>> start STORED ROWS

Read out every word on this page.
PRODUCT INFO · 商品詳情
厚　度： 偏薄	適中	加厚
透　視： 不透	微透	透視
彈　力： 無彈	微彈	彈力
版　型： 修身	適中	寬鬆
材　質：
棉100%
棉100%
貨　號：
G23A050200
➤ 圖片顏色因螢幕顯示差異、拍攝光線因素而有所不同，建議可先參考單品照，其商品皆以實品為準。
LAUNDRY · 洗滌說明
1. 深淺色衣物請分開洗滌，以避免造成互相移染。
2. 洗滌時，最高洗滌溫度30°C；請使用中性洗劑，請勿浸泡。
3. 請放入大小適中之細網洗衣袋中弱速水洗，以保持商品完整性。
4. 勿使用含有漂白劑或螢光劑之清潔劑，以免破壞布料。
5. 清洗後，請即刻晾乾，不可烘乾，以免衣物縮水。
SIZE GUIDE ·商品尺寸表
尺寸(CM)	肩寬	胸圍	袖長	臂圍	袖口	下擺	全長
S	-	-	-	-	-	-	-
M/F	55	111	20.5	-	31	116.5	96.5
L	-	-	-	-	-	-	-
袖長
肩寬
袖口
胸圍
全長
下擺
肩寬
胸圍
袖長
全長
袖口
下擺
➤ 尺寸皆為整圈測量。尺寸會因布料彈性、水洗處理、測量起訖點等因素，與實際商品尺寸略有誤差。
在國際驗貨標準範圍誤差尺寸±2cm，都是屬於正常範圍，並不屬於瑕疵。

>> end STORED ROWS

• _WHAT YOU SHOULD DO_
Reproduce the records above exactly as they appear.

• _TASK OUTPUT_
Read out every word on this page.
PRODUCT INFO · 商品詳情
厚　度： 偏薄	適中	加厚
透　視： 不透	微透	透視
彈　力： 無彈	微彈	彈力
版　型： 修身	適中	寬鬆
材　質：
棉100%
棉100%
貨　號：
G23A050200
➤ 圖片顏色因螢幕顯示差異、拍攝光線因素而有所不同，建議可先參考單品照，其商品皆以實品為準。
LAUNDRY · 洗滌說明
1. 深淺色衣物請分開洗滌，以避免造成互相移染。
2. 洗滌時，最高洗滌溫度30°C；請使用中性洗劑，請勿浸泡。
3. 請放入大小適中之細網洗衣袋中弱速水洗，以保持商品完整性。
4. 勿使用含有漂白劑或螢光劑之清潔劑，以免破壞布料。
5. 清洗後，請即刻晾乾，不可烘乾，以免衣物縮水。
SIZE GUIDE ·商品尺寸表
尺寸(CM)	肩寬	胸圍	袖長	臂圍	袖口	下擺	全長
S	-	-	-	-	-	-	-
M/F	55	111	20.5	-	31	116.5	96.5
L	-	-	-	-	-	-	-
袖長
肩寬
袖口
胸圍
全長
下擺
肩寬
胸圍
袖長
全長
袖口
下擺
➤ 尺寸皆為整圈測量。尺寸會因布料彈性、水洗處理、測量起訖點等因素，與實際商品尺寸略有誤差。
在國際驗貨標準範圍誤差尺寸±2cm，都是屬於正常範圍，並不屬於瑕疵。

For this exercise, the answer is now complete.